§ WHAT TO WORK ON:
Count every line in the entries below that contains the word "approach", and give only that number.

§ DATA EXTRACT:

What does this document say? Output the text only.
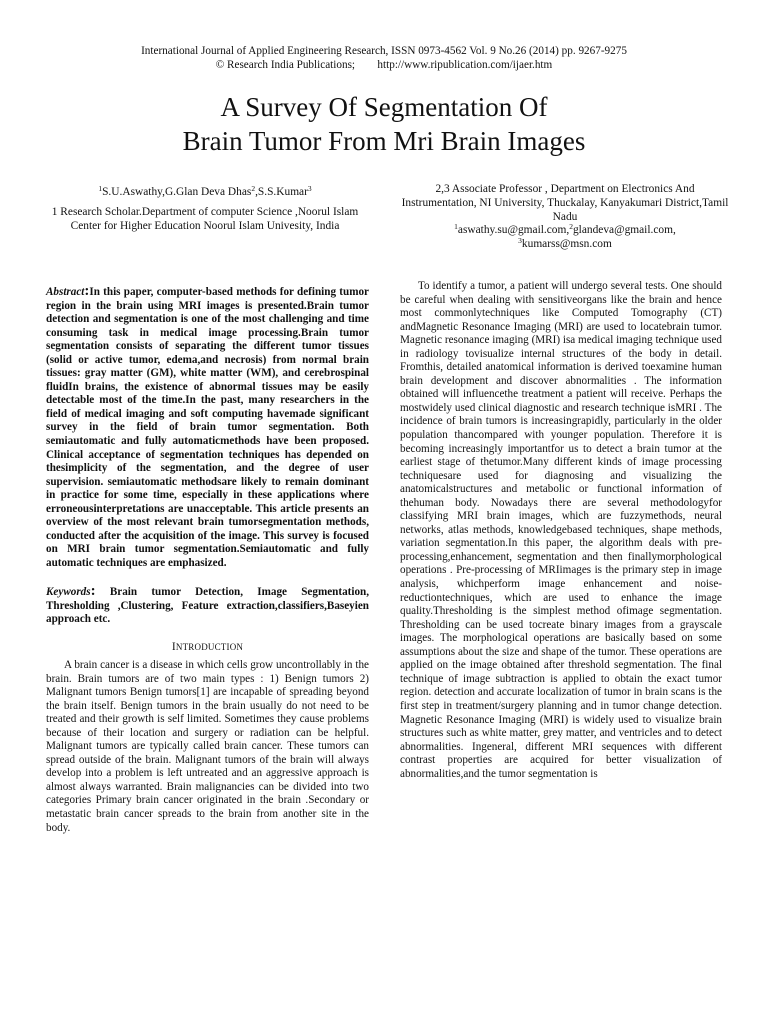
International Journal of Applied Engineering Research, ISSN 0973-4562 Vol. 9 No.26 (2014) pp. 9267-9275
© Research India Publications; http://www.ripublication.com/ijaer.htm
A Survey Of Segmentation Of
Brain Tumor From Mri Brain Images
$^1$S.U.Aswathy,G.Glan Deva Dhas$^2$,S.S.Kumar$^3$
1 Research Scholar.Department of computer Science ,Noorul Islam Center for Higher Education Noorul Islam Univesity, India
2,3 Associate Professor , Department on Electronics And Instrumentation, NI University, Thuckalay, Kanyakumari District,Tamil Nadu
$^1$aswathy.su@gmail.com,$^2$glandeva@gmail.com,
$^3$kumarss@msn.com

Abstract:In this paper, computer-based methods for defining tumor region in the brain using MRI images is presented.Brain tumor detection and segmentation is one of the most challenging and time consuming task in medical image processing.Brain tumor segmentation consists of separating the different tumor tissues (solid or active tumor, edema,and necrosis) from normal brain tissues: gray matter (GM), white matter (WM), and cerebrospinal fluidIn brains, the existence of abnormal tissues may be easily detectable most of the time.In the past, many researchers in the field of medical imaging and soft computing havemade significant survey in the field of brain tumor segmentation. Both semiautomatic and fully automaticmethods have been proposed. Clinical acceptance of segmentation techniques has depended on thesimplicity of the segmentation, and the degree of user supervision. semiautomatic methodsare likely to remain dominant in practice for some time, especially in these applications where erroneousinterpretations are unacceptable. This article presents an overview of the most relevant brain tumorsegmentation methods, conducted after the acquisition of the image. This survey is focused on MRI brain tumor segmentation.Semiautomatic and fully automatic techniques are emphasized.

Keywords: Brain tumor Detection, Image Segmentation, Thresholding ,Clustering, Feature extraction,classifiers,Baseyien approach etc.

INTRODUCTION

A brain cancer is a disease in which cells grow uncontrollably in the brain. Brain tumors are of two main types : 1) Benign tumors 2) Malignant tumors Benign tumors[1] are incapable of spreading beyond the brain itself. Benign tumors in the brain usually do not need to be treated and their growth is self limited. Sometimes they cause problems because of their location and surgery or radiation can be helpful. Malignant tumors are typically called brain cancer. These tumors can spread outside of the brain. Malignant tumors of the brain will always develop into a problem is left untreated and an aggressive approach is almost always warranted. Brain malignancies can be divided into two categories Primary brain cancer originated in the brain .Secondary or metastatic brain cancer spreads to the brain from another site in the body.

To identify a tumor, a patient will undergo several tests. One should be careful when dealing with sensitiveorgans like the brain and hence most commonlytechniques like Computed Tomography (CT) andMagnetic Resonance Imaging (MRI) are used to locatebrain tumor. Magnetic resonance imaging (MRI) isa medical imaging technique used in radiology tovisualize internal structures of the body in detail. Fromthis, detailed anatomical information is derived toexamine human brain development and discover abnormalities . The information obtained will influencethe treatment a patient will receive. Perhaps the mostwidely used clinical diagnostic and research technique isMRI . The incidence of brain tumors is increasingrapidly, particularly in the older population thancompared with younger population. Therefore it is becoming increasingly importantfor us to detect a brain tumor at the earliest stage of thetumor.Many different kinds of image processing techniquesare used for diagnosing and visualizing the anatomicalstructures and metabolic or functional information of thehuman body. Nowadays there are several methodologyfor classifying MRI brain images, which are fuzzymethods, neural networks, atlas methods, knowledgebased techniques, shape methods, variation segmentation.In this paper, the algorithm deals with pre-processing,enhancement, segmentation and then finallymorphological operations . Pre-processing of MRIimages is the primary step in image analysis, whichperform image enhancement and noise-reductiontechniques, which are used to enhance the image quality.Thresholding is the simplest method ofimage segmentation. Thresholding can be used tocreate binary images from a grayscale images. The morphological operations are basically based on some assumptions about the size and shape of the tumor. These operations are applied on the image obtained after threshold segmentation. The final technique of image subtraction is applied to obtain the exact tumor region. detection and accurate localization of tumor in brain scans is the first step in treatment/surgery planning and in tumor change detection. Magnetic Resonance Imaging (MRI) is widely used to visualize brain structures such as white matter, grey matter, and ventricles and to detect abnormalities. Ingeneral, different MRI sequences with different contrast properties are acquired for better visualization of abnormalities,and the tumor segmentation is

§ RESPONSE:
2